START Provided records
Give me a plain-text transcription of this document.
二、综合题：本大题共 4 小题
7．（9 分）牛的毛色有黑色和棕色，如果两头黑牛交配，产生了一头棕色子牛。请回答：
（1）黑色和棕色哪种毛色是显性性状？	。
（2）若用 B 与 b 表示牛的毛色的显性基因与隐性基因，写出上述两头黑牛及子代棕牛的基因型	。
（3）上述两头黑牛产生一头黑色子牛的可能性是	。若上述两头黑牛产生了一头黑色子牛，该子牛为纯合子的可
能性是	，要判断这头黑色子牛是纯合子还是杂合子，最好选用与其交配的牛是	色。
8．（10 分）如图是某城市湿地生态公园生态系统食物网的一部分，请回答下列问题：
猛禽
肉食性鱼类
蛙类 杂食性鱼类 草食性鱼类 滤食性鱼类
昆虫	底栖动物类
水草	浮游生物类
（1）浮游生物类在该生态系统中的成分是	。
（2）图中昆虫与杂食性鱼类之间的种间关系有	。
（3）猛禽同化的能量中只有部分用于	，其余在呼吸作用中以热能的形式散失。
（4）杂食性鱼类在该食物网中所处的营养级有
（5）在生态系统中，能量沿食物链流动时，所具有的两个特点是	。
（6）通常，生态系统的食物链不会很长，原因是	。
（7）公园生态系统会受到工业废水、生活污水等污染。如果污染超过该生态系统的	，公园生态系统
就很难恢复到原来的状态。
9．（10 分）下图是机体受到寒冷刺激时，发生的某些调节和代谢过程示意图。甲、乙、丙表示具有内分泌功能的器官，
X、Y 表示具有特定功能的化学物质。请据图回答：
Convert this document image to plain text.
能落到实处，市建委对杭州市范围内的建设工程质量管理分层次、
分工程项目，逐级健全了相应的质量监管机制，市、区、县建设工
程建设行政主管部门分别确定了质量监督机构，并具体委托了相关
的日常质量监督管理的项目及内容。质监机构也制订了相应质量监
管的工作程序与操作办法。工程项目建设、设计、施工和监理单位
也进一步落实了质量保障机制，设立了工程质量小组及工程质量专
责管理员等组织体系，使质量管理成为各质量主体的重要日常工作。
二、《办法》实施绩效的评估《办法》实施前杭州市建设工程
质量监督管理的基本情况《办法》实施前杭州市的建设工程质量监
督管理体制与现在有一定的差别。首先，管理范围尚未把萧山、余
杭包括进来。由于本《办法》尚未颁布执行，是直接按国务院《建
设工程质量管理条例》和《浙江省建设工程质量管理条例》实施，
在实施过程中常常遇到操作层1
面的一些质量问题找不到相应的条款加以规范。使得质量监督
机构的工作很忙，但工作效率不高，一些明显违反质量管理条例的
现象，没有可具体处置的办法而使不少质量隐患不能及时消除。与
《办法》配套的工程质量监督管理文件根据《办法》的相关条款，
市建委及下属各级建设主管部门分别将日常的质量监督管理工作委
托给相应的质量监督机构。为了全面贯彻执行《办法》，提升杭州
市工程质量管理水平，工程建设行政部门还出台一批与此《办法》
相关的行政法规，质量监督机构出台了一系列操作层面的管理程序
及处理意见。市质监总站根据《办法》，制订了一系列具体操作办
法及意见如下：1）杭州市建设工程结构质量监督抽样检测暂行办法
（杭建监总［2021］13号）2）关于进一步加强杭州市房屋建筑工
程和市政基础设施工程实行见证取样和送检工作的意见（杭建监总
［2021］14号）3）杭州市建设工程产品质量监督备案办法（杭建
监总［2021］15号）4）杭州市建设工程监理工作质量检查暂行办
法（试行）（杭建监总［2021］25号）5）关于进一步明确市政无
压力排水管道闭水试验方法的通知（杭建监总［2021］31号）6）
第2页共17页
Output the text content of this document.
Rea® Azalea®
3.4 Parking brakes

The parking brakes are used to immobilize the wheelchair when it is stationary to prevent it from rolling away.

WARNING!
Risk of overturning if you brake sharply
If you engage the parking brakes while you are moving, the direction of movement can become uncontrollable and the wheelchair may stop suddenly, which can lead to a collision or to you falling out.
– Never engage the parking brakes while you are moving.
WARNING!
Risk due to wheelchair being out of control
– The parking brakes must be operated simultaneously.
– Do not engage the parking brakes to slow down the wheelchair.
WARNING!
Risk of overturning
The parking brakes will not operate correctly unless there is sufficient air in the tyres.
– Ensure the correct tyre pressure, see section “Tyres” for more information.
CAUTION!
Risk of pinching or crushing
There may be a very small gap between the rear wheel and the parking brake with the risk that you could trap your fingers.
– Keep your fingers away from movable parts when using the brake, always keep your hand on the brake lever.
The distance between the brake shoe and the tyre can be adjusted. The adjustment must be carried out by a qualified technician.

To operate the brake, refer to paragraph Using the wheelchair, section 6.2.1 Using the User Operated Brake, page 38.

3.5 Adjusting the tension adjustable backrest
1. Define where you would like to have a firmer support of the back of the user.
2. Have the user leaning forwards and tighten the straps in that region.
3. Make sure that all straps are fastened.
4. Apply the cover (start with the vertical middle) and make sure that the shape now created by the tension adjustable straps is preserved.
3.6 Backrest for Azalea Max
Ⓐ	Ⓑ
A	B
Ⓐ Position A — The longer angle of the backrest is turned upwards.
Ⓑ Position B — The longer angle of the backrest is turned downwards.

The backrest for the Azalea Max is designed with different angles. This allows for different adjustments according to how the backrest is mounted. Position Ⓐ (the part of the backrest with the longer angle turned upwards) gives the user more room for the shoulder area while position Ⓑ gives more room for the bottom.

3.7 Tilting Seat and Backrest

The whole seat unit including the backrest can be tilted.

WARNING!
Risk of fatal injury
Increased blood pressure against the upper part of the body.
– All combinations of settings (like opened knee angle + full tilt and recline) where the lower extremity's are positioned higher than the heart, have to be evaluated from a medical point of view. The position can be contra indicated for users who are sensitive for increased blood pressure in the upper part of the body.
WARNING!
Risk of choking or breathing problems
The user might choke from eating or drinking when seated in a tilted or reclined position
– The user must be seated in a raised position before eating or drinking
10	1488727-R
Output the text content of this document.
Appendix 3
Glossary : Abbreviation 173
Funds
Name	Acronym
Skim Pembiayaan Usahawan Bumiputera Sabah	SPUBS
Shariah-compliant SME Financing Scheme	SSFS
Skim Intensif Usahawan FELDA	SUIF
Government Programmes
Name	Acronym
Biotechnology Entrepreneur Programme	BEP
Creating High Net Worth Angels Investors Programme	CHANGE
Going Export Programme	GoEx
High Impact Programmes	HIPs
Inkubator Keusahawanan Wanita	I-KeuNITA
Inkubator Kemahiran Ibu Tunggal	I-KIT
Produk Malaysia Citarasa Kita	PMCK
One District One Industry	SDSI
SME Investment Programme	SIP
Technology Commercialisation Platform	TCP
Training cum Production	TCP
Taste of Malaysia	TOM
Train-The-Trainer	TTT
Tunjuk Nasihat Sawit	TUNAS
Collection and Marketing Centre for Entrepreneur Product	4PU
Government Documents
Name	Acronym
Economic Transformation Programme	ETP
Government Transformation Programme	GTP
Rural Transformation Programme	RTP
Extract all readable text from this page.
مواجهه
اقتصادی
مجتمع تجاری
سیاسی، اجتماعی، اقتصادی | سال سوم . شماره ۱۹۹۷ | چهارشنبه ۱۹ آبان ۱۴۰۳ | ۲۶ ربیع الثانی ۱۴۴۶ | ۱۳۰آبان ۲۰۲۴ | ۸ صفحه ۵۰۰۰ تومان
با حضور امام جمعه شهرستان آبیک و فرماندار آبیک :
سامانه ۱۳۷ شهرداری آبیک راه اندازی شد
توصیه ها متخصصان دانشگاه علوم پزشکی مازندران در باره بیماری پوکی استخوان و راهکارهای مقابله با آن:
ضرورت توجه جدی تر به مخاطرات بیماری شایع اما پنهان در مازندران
END Provided records
- [Exercise prompt]: Print the entries exactly. Include every one.

- [Answer to this problem]:
Give me a plain-text transcription of this document.
二、综合题：本大题共 4 小题
7．（9 分）牛的毛色有黑色和棕色，如果两头黑牛交配，产生了一头棕色子牛。请回答：
（1）黑色和棕色哪种毛色是显性性状？	。
（2）若用 B 与 b 表示牛的毛色的显性基因与隐性基因，写出上述两头黑牛及子代棕牛的基因型	。
（3）上述两头黑牛产生一头黑色子牛的可能性是	。若上述两头黑牛产生了一头黑色子牛，该子牛为纯合子的可
能性是	，要判断这头黑色子牛是纯合子还是杂合子，最好选用与其交配的牛是	色。
8．（10 分）如图是某城市湿地生态公园生态系统食物网的一部分，请回答下列问题：
猛禽
肉食性鱼类
蛙类 杂食性鱼类 草食性鱼类 滤食性鱼类
昆虫	底栖动物类
水草	浮游生物类
（1）浮游生物类在该生态系统中的成分是	。
（2）图中昆虫与杂食性鱼类之间的种间关系有	。
（3）猛禽同化的能量中只有部分用于	，其余在呼吸作用中以热能的形式散失。
（4）杂食性鱼类在该食物网中所处的营养级有
（5）在生态系统中，能量沿食物链流动时，所具有的两个特点是	。
（6）通常，生态系统的食物链不会很长，原因是	。
（7）公园生态系统会受到工业废水、生活污水等污染。如果污染超过该生态系统的	，公园生态系统
就很难恢复到原来的状态。
9．（10 分）下图是机体受到寒冷刺激时，发生的某些调节和代谢过程示意图。甲、乙、丙表示具有内分泌功能的器官，
X、Y 表示具有特定功能的化学物质。请据图回答：
Convert this document image to plain text.
能落到实处，市建委对杭州市范围内的建设工程质量管理分层次、
分工程项目，逐级健全了相应的质量监管机制，市、区、县建设工
程建设行政主管部门分别确定了质量监督机构，并具体委托了相关
的日常质量监督管理的项目及内容。质监机构也制订了相应质量监
管的工作程序与操作办法。工程项目建设、设计、施工和监理单位
也进一步落实了质量保障机制，设立了工程质量小组及工程质量专
责管理员等组织体系，使质量管理成为各质量主体的重要日常工作。
二、《办法》实施绩效的评估《办法》实施前杭州市建设工程
质量监督管理的基本情况《办法》实施前杭州市的建设工程质量监
督管理体制与现在有一定的差别。首先，管理范围尚未把萧山、余
杭包括进来。由于本《办法》尚未颁布执行，是直接按国务院《建
设工程质量管理条例》和《浙江省建设工程质量管理条例》实施，
在实施过程中常常遇到操作层1
面的一些质量问题找不到相应的条款加以规范。使得质量监督
机构的工作很忙，但工作效率不高，一些明显违反质量管理条例的
现象，没有可具体处置的办法而使不少质量隐患不能及时消除。与
《办法》配套的工程质量监督管理文件根据《办法》的相关条款，
市建委及下属各级建设主管部门分别将日常的质量监督管理工作委
托给相应的质量监督机构。为了全面贯彻执行《办法》，提升杭州
市工程质量管理水平，工程建设行政部门还出台一批与此《办法》
相关的行政法规，质量监督机构出台了一系列操作层面的管理程序
及处理意见。市质监总站根据《办法》，制订了一系列具体操作办
法及意见如下：1）杭州市建设工程结构质量监督抽样检测暂行办法
（杭建监总［2021］13号）2）关于进一步加强杭州市房屋建筑工
程和市政基础设施工程实行见证取样和送检工作的意见（杭建监总
［2021］14号）3）杭州市建设工程产品质量监督备案办法（杭建
监总［2021］15号）4）杭州市建设工程监理工作质量检查暂行办
法（试行）（杭建监总［2021］25号）5）关于进一步明确市政无
压力排水管道闭水试验方法的通知（杭建监总［2021］31号）6）
第2页共17页
Output the text content of this document.
Rea® Azalea®
3.4 Parking brakes

The parking brakes are used to immobilize the wheelchair when it is stationary to prevent it from rolling away.

WARNING!
Risk of overturning if you brake sharply
If you engage the parking brakes while you are moving, the direction of movement can become uncontrollable and the wheelchair may stop suddenly, which can lead to a collision or to you falling out.
– Never engage the parking brakes while you are moving.
WARNING!
Risk due to wheelchair being out of control
– The parking brakes must be operated simultaneously.
– Do not engage the parking brakes to slow down the wheelchair.
WARNING!
Risk of overturning
The parking brakes will not operate correctly unless there is sufficient air in the tyres.
– Ensure the correct tyre pressure, see section “Tyres” for more information.
CAUTION!
Risk of pinching or crushing
There may be a very small gap between the rear wheel and the parking brake with the risk that you could trap your fingers.
– Keep your fingers away from movable parts when using the brake, always keep your hand on the brake lever.
The distance between the brake shoe and the tyre can be adjusted. The adjustment must be carried out by a qualified technician.

To operate the brake, refer to paragraph Using the wheelchair, section 6.2.1 Using the User Operated Brake, page 38.

3.5 Adjusting the tension adjustable backrest
1. Define where you would like to have a firmer support of the back of the user.
2. Have the user leaning forwards and tighten the straps in that region.
3. Make sure that all straps are fastened.
4. Apply the cover (start with the vertical middle) and make sure that the shape now created by the tension adjustable straps is preserved.
3.6 Backrest for Azalea Max
Ⓐ	Ⓑ
A	B
Ⓐ Position A — The longer angle of the backrest is turned upwards.
Ⓑ Position B — The longer angle of the backrest is turned downwards.

The backrest for the Azalea Max is designed with different angles. This allows for different adjustments according to how the backrest is mounted. Position Ⓐ (the part of the backrest with the longer angle turned upwards) gives the user more room for the shoulder area while position Ⓑ gives more room for the bottom.

3.7 Tilting Seat and Backrest

The whole seat unit including the backrest can be tilted.

WARNING!
Risk of fatal injury
Increased blood pressure against the upper part of the body.
– All combinations of settings (like opened knee angle + full tilt and recline) where the lower extremity's are positioned higher than the heart, have to be evaluated from a medical point of view. The position can be contra indicated for users who are sensitive for increased blood pressure in the upper part of the body.
WARNING!
Risk of choking or breathing problems
The user might choke from eating or drinking when seated in a tilted or reclined position
– The user must be seated in a raised position before eating or drinking
10	1488727-R
Output the text content of this document.
Appendix 3
Glossary : Abbreviation 173
Funds
Name	Acronym
Skim Pembiayaan Usahawan Bumiputera Sabah	SPUBS
Shariah-compliant SME Financing Scheme	SSFS
Skim Intensif Usahawan FELDA	SUIF
Government Programmes
Name	Acronym
Biotechnology Entrepreneur Programme	BEP
Creating High Net Worth Angels Investors Programme	CHANGE
Going Export Programme	GoEx
High Impact Programmes	HIPs
Inkubator Keusahawanan Wanita	I-KeuNITA
Inkubator Kemahiran Ibu Tunggal	I-KIT
Produk Malaysia Citarasa Kita	PMCK
One District One Industry	SDSI
SME Investment Programme	SIP
Technology Commercialisation Platform	TCP
Training cum Production	TCP
Taste of Malaysia	TOM
Train-The-Trainer	TTT
Tunjuk Nasihat Sawit	TUNAS
Collection and Marketing Centre for Entrepreneur Product	4PU
Government Documents
Name	Acronym
Economic Transformation Programme	ETP
Government Transformation Programme	GTP
Rural Transformation Programme	RTP
Extract all readable text from this page.
مواجهه
اقتصادی
مجتمع تجاری
سیاسی، اجتماعی، اقتصادی | سال سوم . شماره ۱۹۹۷ | چهارشنبه ۱۹ آبان ۱۴۰۳ | ۲۶ ربیع الثانی ۱۴۴۶ | ۱۳۰آبان ۲۰۲۴ | ۸ صفحه ۵۰۰۰ تومان
با حضور امام جمعه شهرستان آبیک و فرماندار آبیک :
سامانه ۱۳۷ شهرداری آبیک راه اندازی شد
توصیه ها متخصصان دانشگاه علوم پزشکی مازندران در باره بیماری پوکی استخوان و راهکارهای مقابله با آن:
ضرورت توجه جدی تر به مخاطرات بیماری شایع اما پنهان در مازندران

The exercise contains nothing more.